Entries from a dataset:
begin
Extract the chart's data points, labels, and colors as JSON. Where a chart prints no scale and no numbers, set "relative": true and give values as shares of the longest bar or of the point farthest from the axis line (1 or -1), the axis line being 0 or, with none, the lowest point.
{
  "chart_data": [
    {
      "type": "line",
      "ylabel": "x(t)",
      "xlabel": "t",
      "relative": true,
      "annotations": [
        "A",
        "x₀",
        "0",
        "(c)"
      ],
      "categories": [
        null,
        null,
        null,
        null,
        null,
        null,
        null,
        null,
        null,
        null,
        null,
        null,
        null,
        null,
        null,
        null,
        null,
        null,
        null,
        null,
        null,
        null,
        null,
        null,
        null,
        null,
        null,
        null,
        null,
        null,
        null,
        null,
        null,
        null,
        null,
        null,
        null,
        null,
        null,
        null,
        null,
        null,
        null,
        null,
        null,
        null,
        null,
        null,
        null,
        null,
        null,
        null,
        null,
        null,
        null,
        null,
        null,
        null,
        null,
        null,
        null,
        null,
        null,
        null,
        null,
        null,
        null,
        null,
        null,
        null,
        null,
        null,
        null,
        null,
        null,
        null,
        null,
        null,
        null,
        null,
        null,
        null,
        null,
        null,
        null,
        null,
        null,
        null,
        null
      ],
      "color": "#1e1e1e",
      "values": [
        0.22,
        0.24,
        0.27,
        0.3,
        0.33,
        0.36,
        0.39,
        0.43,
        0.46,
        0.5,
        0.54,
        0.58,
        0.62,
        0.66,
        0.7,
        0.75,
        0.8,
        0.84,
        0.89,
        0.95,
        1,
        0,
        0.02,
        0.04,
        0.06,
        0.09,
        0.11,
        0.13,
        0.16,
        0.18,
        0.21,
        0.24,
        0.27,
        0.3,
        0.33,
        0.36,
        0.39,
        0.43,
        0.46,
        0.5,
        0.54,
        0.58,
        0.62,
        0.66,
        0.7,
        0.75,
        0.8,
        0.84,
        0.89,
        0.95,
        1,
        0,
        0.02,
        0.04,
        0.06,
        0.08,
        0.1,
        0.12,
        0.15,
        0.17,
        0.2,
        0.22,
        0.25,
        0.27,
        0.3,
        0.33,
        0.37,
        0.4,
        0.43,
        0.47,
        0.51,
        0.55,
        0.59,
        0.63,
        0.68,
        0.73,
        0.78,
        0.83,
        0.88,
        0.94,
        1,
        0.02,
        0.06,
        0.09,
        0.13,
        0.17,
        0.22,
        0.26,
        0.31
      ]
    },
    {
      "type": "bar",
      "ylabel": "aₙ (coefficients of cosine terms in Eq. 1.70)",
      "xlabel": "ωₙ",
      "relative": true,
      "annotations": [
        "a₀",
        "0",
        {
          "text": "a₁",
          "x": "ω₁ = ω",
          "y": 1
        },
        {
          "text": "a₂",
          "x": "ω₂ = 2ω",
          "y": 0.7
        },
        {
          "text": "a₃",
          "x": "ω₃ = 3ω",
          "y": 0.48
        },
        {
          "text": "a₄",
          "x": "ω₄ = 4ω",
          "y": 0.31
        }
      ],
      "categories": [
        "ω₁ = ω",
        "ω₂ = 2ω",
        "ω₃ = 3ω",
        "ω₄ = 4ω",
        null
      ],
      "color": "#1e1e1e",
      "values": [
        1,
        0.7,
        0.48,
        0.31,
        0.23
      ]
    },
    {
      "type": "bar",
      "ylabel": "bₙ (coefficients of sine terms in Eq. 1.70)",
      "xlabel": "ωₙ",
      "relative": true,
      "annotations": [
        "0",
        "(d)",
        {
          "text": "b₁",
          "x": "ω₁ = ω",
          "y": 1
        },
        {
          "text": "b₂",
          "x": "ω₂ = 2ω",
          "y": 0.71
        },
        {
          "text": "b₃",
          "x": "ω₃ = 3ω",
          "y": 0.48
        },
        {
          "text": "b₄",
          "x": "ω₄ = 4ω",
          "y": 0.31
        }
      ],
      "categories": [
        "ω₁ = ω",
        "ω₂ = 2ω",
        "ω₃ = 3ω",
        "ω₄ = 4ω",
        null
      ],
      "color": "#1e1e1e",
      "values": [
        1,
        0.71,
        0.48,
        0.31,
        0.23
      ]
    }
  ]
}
end
REQUIREMENT
The entries above must be returned exactly.

TASK SOLUTION
Extract the chart's data points, labels, and colors as JSON. Where a chart prints no scale and no numbers, set "relative": true and give values as shares of the longest bar or of the point farthest from the axis line (1 or -1), the axis line being 0 or, with none, the lowest point.
{
  "chart_data": [
    {
      "type": "line",
      "ylabel": "x(t)",
      "xlabel": "t",
      "relative": true,
      "annotations": [
        "A",
        "x₀",
        "0",
        "(c)"
      ],
      "categories": [
        null,
        null,
        null,
        null,
        null,
        null,
        null,
        null,
        null,
        null,
        null,
        null,
        null,
        null,
        null,
        null,
        null,
        null,
        null,
        null,
        null,
        null,
        null,
        null,
        null,
        null,
        null,
        null,
        null,
        null,
        null,
        null,
        null,
        null,
        null,
        null,
        null,
        null,
        null,
        null,
        null,
        null,
        null,
        null,
        null,
        null,
        null,
        null,
        null,
        null,
        null,
        null,
        null,
        null,
        null,
        null,
        null,
        null,
        null,
        null,
        null,
        null,
        null,
        null,
        null,
        null,
        null,
        null,
        null,
        null,
        null,
        null,
        null,
        null,
        null,
        null,
        null,
        null,
        null,
        null,
        null,
        null,
        null,
        null,
        null,
        null,
        null,
        null,
        null
      ],
      "color": "#1e1e1e",
      "values": [
        0.22,
        0.24,
        0.27,
        0.3,
        0.33,
        0.36,
        0.39,
        0.43,
        0.46,
        0.5,
        0.54,
        0.58,
        0.62,
        0.66,
        0.7,
        0.75,
        0.8,
        0.84,
        0.89,
        0.95,
        1,
        0,
        0.02,
        0.04,
        0.06,
        0.09,
        0.11,
        0.13,
        0.16,
        0.18,
        0.21,
        0.24,
        0.27,
        0.3,
        0.33,
        0.36,
        0.39,
        0.43,
        0.46,
        0.5,
        0.54,
        0.58,
        0.62,
        0.66,
        0.7,
        0.75,
        0.8,
        0.84,
        0.89,
        0.95,
        1,
        0,
        0.02,
        0.04,
        0.06,
        0.08,
        0.1,
        0.12,
        0.15,
        0.17,
        0.2,
        0.22,
        0.25,
        0.27,
        0.3,
        0.33,
        0.37,
        0.4,
        0.43,
        0.47,
        0.51,
        0.55,
        0.59,
        0.63,
        0.68,
        0.73,
        0.78,
        0.83,
        0.88,
        0.94,
        1,
        0.02,
        0.06,
        0.09,
        0.13,
        0.17,
        0.22,
        0.26,
        0.31
      ]
    },
    {
      "type": "bar",
      "ylabel": "aₙ (coefficients of cosine terms in Eq. 1.70)",
      "xlabel": "ωₙ",
      "relative": true,
      "annotations": [
        "a₀",
        "0",
        {
          "text": "a₁",
          "x": "ω₁ = ω",
          "y": 1
        },
        {
          "text": "a₂",
          "x": "ω₂ = 2ω",
          "y": 0.7
        },
        {
          "text": "a₃",
          "x": "ω₃ = 3ω",
          "y": 0.48
        },
        {
          "text": "a₄",
          "x": "ω₄ = 4ω",
          "y": 0.31
        }
      ],
      "categories": [
        "ω₁ = ω",
        "ω₂ = 2ω",
        "ω₃ = 3ω",
        "ω₄ = 4ω",
        null
      ],
      "color": "#1e1e1e",
      "values": [
        1,
        0.7,
        0.48,
        0.31,
        0.23
      ]
    },
    {
      "type": "bar",
      "ylabel": "bₙ (coefficients of sine terms in Eq. 1.70)",
      "xlabel": "ωₙ",
      "relative": true,
      "annotations": [
        "0",
        "(d)",
        {
          "text": "b₁",
          "x": "ω₁ = ω",
          "y": 1
        },
        {
          "text": "b₂",
          "x": "ω₂ = 2ω",
          "y": 0.71
        },
        {
          "text": "b₃",
          "x": "ω₃ = 3ω",
          "y": 0.48
        },
        {
          "text": "b₄",
          "x": "ω₄ = 4ω",
          "y": 0.31
        }
      ],
      "categories": [
        "ω₁ = ω",
        "ω₂ = 2ω",
        "ω₃ = 3ω",
        "ω₄ = 4ω",
        null
      ],
      "color": "#1e1e1e",
      "values": [
        1,
        0.71,
        0.48,
        0.31,
        0.23
      ]
    }
  ]
}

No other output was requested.